▶ _Your instructions_
Please return each line of the entries below verbatim, with no changes.

▶ _Data excerpts_

┌────────

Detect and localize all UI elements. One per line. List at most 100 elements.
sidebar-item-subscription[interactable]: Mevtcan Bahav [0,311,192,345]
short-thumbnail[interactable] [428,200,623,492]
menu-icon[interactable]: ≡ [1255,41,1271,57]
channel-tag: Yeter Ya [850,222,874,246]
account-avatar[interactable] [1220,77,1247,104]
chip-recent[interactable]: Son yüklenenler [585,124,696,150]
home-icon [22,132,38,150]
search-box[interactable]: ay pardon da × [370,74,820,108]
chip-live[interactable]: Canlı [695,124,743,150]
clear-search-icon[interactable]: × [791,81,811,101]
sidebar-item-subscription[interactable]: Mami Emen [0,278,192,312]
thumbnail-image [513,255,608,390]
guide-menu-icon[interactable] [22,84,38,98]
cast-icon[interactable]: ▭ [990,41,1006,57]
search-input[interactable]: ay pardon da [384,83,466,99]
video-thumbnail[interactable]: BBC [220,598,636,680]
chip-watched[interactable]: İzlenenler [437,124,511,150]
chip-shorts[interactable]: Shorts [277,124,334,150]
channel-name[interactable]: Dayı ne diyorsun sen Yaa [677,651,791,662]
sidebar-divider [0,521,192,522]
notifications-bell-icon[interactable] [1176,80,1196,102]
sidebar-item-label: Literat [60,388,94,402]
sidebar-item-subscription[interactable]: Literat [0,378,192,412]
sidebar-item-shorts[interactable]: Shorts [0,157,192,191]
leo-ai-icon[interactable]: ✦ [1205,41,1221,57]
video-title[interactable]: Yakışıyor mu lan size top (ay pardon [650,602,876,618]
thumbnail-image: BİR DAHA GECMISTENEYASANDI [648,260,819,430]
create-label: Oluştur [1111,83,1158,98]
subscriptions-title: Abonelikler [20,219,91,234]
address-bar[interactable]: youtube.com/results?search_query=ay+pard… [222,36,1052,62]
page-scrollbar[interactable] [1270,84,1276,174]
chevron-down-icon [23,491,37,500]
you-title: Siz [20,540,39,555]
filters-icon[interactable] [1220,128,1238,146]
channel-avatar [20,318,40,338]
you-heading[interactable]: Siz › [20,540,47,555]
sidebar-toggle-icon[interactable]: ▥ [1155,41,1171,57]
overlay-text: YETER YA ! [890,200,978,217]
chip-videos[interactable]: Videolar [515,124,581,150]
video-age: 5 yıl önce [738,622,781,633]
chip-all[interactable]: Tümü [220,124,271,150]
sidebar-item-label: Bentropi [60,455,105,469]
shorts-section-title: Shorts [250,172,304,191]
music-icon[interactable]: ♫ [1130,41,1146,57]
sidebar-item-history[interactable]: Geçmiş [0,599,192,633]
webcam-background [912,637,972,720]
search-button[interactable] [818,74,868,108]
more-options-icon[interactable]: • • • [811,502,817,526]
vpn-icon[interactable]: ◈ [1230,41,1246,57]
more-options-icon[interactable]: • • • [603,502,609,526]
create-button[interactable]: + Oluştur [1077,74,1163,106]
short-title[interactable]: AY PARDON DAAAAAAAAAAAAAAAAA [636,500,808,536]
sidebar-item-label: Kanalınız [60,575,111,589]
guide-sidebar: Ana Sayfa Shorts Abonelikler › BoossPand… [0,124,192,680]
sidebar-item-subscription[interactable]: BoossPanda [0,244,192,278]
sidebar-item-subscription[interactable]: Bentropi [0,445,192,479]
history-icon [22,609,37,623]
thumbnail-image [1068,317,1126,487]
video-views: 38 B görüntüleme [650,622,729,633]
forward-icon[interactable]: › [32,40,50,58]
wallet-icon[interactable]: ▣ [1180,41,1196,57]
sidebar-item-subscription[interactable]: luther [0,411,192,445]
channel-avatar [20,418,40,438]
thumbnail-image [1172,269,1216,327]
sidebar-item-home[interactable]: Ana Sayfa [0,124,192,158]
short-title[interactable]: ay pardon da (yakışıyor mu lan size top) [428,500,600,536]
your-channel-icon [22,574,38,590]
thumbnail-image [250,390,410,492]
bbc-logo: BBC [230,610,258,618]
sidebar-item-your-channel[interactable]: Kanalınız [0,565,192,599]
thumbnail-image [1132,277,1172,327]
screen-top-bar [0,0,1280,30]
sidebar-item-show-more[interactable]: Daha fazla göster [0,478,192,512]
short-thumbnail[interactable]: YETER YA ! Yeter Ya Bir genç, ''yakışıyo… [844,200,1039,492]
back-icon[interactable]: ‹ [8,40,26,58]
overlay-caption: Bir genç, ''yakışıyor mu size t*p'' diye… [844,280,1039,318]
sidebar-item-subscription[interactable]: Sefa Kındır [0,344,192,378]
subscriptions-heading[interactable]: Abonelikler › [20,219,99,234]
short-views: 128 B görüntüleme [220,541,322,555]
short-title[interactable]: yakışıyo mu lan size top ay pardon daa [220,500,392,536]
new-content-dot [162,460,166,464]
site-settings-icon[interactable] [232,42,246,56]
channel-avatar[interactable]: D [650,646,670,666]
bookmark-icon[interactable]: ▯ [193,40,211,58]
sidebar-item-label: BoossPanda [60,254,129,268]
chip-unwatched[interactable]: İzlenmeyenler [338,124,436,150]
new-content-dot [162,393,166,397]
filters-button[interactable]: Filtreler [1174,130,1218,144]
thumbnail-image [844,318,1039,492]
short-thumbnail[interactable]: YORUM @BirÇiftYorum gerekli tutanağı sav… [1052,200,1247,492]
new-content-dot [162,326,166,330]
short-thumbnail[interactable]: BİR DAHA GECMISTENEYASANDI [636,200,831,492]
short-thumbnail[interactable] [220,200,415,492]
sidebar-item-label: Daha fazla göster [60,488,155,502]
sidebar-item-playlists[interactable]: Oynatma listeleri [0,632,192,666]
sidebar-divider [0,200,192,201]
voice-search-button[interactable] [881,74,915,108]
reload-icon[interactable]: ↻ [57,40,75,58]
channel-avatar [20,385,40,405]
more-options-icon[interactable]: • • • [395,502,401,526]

└────────

▶ _Task result_
Detect and localize all UI elements. One per line. List at most 100 elements.
sidebar-item-subscription[interactable]: Mevtcan Bahav [0,311,192,345]
short-thumbnail[interactable] [428,200,623,492]
menu-icon[interactable]: ≡ [1255,41,1271,57]
channel-tag: Yeter Ya [850,222,874,246]
account-avatar[interactable] [1220,77,1247,104]
chip-recent[interactable]: Son yüklenenler [585,124,696,150]
home-icon [22,132,38,150]
search-box[interactable]: ay pardon da × [370,74,820,108]
chip-live[interactable]: Canlı [695,124,743,150]
clear-search-icon[interactable]: × [791,81,811,101]
sidebar-item-subscription[interactable]: Mami Emen [0,278,192,312]
thumbnail-image [513,255,608,390]
guide-menu-icon[interactable] [22,84,38,98]
cast-icon[interactable]: ▭ [990,41,1006,57]
search-input[interactable]: ay pardon da [384,83,466,99]
video-thumbnail[interactable]: BBC [220,598,636,680]
chip-watched[interactable]: İzlenenler [437,124,511,150]
chip-shorts[interactable]: Shorts [277,124,334,150]
channel-name[interactable]: Dayı ne diyorsun sen Yaa [677,651,791,662]
sidebar-divider [0,521,192,522]
notifications-bell-icon[interactable] [1176,80,1196,102]
sidebar-item-label: Literat [60,388,94,402]
sidebar-item-subscription[interactable]: Literat [0,378,192,412]
sidebar-item-shorts[interactable]: Shorts [0,157,192,191]
leo-ai-icon[interactable]: ✦ [1205,41,1221,57]
video-title[interactable]: Yakışıyor mu lan size top (ay pardon [650,602,876,618]
thumbnail-image: BİR DAHA GECMISTENEYASANDI [648,260,819,430]
create-label: Oluştur [1111,83,1158,98]
subscriptions-title: Abonelikler [20,219,91,234]
address-bar[interactable]: youtube.com/results?search_query=ay+pard… [222,36,1052,62]
page-scrollbar[interactable] [1270,84,1276,174]
chevron-down-icon [23,491,37,500]
you-title: Siz [20,540,39,555]
filters-icon[interactable] [1220,128,1238,146]
channel-avatar [20,318,40,338]
you-heading[interactable]: Siz › [20,540,47,555]
sidebar-toggle-icon[interactable]: ▥ [1155,41,1171,57]
overlay-text: YETER YA ! [890,200,978,217]
chip-videos[interactable]: Videolar [515,124,581,150]
video-age: 5 yıl önce [738,622,781,633]
chip-all[interactable]: Tümü [220,124,271,150]
sidebar-item-label: Bentropi [60,455,105,469]
shorts-section-title: Shorts [250,172,304,191]
music-icon[interactable]: ♫ [1130,41,1146,57]
sidebar-item-history[interactable]: Geçmiş [0,599,192,633]
webcam-background [912,637,972,720]
search-button[interactable] [818,74,868,108]
more-options-icon[interactable]: • • • [811,502,817,526]
vpn-icon[interactable]: ◈ [1230,41,1246,57]
more-options-icon[interactable]: • • • [603,502,609,526]
create-button[interactable]: + Oluştur [1077,74,1163,106]
short-title[interactable]: AY PARDON DAAAAAAAAAAAAAAAAA [636,500,808,536]
sidebar-item-label: Kanalınız [60,575,111,589]
guide-sidebar: Ana Sayfa Shorts Abonelikler › BoossPand… [0,124,192,680]
sidebar-item-subscription[interactable]: BoossPanda [0,244,192,278]
sidebar-item-subscription[interactable]: Bentropi [0,445,192,479]
history-icon [22,609,37,623]
thumbnail-image [1068,317,1126,487]
video-views: 38 B görüntüleme [650,622,729,633]
forward-icon[interactable]: › [32,40,50,58]
wallet-icon[interactable]: ▣ [1180,41,1196,57]
sidebar-item-subscription[interactable]: luther [0,411,192,445]
channel-avatar [20,418,40,438]
thumbnail-image [1172,269,1216,327]
sidebar-item-home[interactable]: Ana Sayfa [0,124,192,158]
short-title[interactable]: ay pardon da (yakışıyor mu lan size top) [428,500,600,536]
your-channel-icon [22,574,38,590]
thumbnail-image [250,390,410,492]
bbc-logo: BBC [230,610,258,618]
sidebar-item-your-channel[interactable]: Kanalınız [0,565,192,599]
thumbnail-image [1132,277,1172,327]
screen-top-bar [0,0,1280,30]
sidebar-item-show-more[interactable]: Daha fazla göster [0,478,192,512]
short-thumbnail[interactable]: YETER YA ! Yeter Ya Bir genç, ''yakışıyo… [844,200,1039,492]
back-icon[interactable]: ‹ [8,40,26,58]
overlay-caption: Bir genç, ''yakışıyor mu size t*p'' diye… [844,280,1039,318]
sidebar-item-subscription[interactable]: Sefa Kındır [0,344,192,378]
subscriptions-heading[interactable]: Abonelikler › [20,219,99,234]
short-views: 128 B görüntüleme [220,541,322,555]
short-title[interactable]: yakışıyo mu lan size top ay pardon daa [220,500,392,536]
new-content-dot [162,460,166,464]
site-settings-icon[interactable] [232,42,246,56]
channel-avatar[interactable]: D [650,646,670,666]
bookmark-icon[interactable]: ▯ [193,40,211,58]
sidebar-item-label: BoossPanda [60,254,129,268]
chip-unwatched[interactable]: İzlenmeyenler [338,124,436,150]
new-content-dot [162,393,166,397]
filters-button[interactable]: Filtreler [1174,130,1218,144]
thumbnail-image [844,318,1039,492]
short-thumbnail[interactable]: YORUM @BirÇiftYorum gerekli tutanağı sav… [1052,200,1247,492]
new-content-dot [162,326,166,330]
short-thumbnail[interactable]: BİR DAHA GECMISTENEYASANDI [636,200,831,492]
short-thumbnail[interactable] [220,200,415,492]
sidebar-item-label: Daha fazla göster [60,488,155,502]
sidebar-item-playlists[interactable]: Oynatma listeleri [0,632,192,666]
sidebar-divider [0,200,192,201]
voice-search-button[interactable] [881,74,915,108]
reload-icon[interactable]: ↻ [57,40,75,58]
channel-avatar [20,385,40,405]
more-options-icon[interactable]: • • • [395,502,401,526]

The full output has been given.